Alıntı metin
Galatasaray burada oynayarak önemli bir iş başarmış durumda ve şu anda Fenerbahçe'den çok daha iyi durumda. Zaten Cumhurbaşkanlığı Kupası ve ilk euroleague maçları bunun iyi bir göstergesi. Prokom, Kazan ya da Olimpia'dan ikisini geçmek zaten ana hedef olacak. Lokavt devam edip takım korunduğu sürece bunu yapabileceklerini düşünüyorum.

21.10.2011

Salak bi kırmızı kart

Zamanında Galatasaraylı Berkant bir maçta biri elle oynama, diğeri de hakemi aldatmaya yönelik hareketten iki sarı kart görüp oyundan atılmıştı. Epeydir böyle salak bir kırmızı kart görmemiştim.

18.10.2011

Hersey biraz daha netlesiyor



Bu senenin su ana kadarki bariz surprizi Newcastle dersem yanlis birsey demis olmam herhalde. Ozellikle formda olan Tottenham`a karsi kaybetmelerini bekliyordum ama gayet direncli bir takim olarak gozukuyorlar su anda. Cabaye`nin kisa surede uyum saglamasi cok buyuk avantaj onlar icin ve ayrica her ne kadar cok bu formunu koruyacagini dusunmesem de Ba gollerine devam ediyor.

Koordinat işaretleme kayıtları:
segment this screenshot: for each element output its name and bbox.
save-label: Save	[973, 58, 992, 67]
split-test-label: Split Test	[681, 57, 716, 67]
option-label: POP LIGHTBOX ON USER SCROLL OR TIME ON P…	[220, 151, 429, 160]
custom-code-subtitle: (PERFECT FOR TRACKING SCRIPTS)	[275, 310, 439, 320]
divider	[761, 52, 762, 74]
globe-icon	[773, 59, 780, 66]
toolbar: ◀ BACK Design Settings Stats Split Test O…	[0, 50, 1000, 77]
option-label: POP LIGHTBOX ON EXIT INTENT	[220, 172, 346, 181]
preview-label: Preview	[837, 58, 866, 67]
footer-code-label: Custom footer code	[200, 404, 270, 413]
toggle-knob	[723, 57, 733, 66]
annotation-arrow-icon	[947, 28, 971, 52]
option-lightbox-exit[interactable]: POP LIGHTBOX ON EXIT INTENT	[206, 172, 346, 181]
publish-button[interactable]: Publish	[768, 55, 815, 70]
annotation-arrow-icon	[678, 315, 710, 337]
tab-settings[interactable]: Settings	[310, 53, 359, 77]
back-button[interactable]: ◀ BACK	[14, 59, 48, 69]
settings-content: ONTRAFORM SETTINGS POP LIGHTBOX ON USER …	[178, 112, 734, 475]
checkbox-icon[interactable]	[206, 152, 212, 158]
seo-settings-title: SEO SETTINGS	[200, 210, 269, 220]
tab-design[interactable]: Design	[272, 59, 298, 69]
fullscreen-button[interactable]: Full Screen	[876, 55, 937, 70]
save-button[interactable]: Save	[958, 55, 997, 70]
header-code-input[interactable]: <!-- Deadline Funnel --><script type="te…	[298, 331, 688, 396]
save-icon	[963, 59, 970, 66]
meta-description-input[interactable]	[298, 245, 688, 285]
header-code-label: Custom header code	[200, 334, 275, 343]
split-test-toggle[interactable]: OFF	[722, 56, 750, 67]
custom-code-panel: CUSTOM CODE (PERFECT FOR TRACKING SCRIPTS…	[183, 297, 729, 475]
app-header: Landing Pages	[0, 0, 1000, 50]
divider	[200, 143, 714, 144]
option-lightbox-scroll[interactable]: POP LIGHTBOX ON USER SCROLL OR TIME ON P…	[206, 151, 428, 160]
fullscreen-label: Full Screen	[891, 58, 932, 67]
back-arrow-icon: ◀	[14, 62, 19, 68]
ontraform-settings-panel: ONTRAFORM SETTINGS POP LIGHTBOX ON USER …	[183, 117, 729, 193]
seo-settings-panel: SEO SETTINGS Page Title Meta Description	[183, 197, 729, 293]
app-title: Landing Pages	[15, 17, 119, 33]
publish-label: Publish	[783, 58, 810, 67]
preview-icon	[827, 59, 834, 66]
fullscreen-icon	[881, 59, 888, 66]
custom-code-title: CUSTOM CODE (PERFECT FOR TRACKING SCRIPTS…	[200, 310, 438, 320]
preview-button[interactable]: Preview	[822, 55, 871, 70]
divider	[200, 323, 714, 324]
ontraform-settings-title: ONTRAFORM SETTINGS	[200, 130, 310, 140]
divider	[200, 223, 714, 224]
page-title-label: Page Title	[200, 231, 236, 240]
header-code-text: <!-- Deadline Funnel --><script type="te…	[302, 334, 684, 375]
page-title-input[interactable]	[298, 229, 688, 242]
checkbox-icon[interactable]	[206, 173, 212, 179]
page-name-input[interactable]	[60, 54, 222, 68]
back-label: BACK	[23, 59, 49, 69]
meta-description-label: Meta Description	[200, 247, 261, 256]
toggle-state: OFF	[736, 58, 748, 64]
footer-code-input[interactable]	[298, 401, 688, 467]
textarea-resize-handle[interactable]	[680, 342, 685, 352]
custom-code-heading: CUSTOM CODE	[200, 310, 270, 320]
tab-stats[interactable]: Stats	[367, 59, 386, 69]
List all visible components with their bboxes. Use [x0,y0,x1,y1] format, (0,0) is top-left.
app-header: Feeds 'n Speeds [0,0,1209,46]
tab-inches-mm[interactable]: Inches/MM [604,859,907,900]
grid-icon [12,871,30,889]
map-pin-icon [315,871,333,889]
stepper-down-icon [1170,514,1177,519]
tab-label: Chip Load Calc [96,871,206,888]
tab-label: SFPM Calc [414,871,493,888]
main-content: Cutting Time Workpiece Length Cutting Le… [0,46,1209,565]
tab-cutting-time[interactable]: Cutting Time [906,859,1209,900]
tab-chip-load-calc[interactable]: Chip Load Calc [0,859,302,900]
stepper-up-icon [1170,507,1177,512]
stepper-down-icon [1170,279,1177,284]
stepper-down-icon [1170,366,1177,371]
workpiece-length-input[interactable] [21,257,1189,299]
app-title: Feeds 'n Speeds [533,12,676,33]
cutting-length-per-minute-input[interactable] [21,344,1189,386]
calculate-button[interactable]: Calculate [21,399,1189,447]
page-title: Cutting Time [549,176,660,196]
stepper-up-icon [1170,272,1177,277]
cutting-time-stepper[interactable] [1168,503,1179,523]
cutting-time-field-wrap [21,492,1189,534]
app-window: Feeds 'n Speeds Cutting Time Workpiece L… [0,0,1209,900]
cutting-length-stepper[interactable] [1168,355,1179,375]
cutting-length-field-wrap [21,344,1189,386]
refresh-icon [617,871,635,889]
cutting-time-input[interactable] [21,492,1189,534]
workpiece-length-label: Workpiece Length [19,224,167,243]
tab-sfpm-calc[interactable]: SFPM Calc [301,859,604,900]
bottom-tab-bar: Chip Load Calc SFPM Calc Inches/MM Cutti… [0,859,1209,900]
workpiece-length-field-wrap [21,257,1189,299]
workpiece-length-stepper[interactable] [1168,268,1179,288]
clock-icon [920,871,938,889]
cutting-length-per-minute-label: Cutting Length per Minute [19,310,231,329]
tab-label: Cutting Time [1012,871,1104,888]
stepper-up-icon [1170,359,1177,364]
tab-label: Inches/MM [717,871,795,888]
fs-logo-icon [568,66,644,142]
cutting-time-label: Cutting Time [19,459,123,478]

Görev listesi
a - Alıntı metinde adı geçen bütün futbolcuları sıralayın.
b - Alıntı metinde "Bu senenin su" sözcüklerini içeren ifadeyle açılıp "gollerine devam ediyor." ile kapanan bölümü aynen yeniden yazın.
Yalnızca alıntı metindeki bilgilere dayanın.

Görevlerin çözümleri
a - Berkant, Cabaye, Ba

b -
Bu senenin su ana kadarki bariz surprizi Newcastle dersem yanlis birsey demis olmam herhalde. Ozellikle formda olan Tottenham`a karsi kaybetmelerini bekliyordum ama gayet direncli bir takim olarak gozukuyorlar su anda. Cabaye`nin kisa surede uyum saglamasi cok buyuk avantaj onlar icin ve ayrica her ne kadar cok bu formunu koruyacagini dusunmesem de Ba gollerine devam ediyor.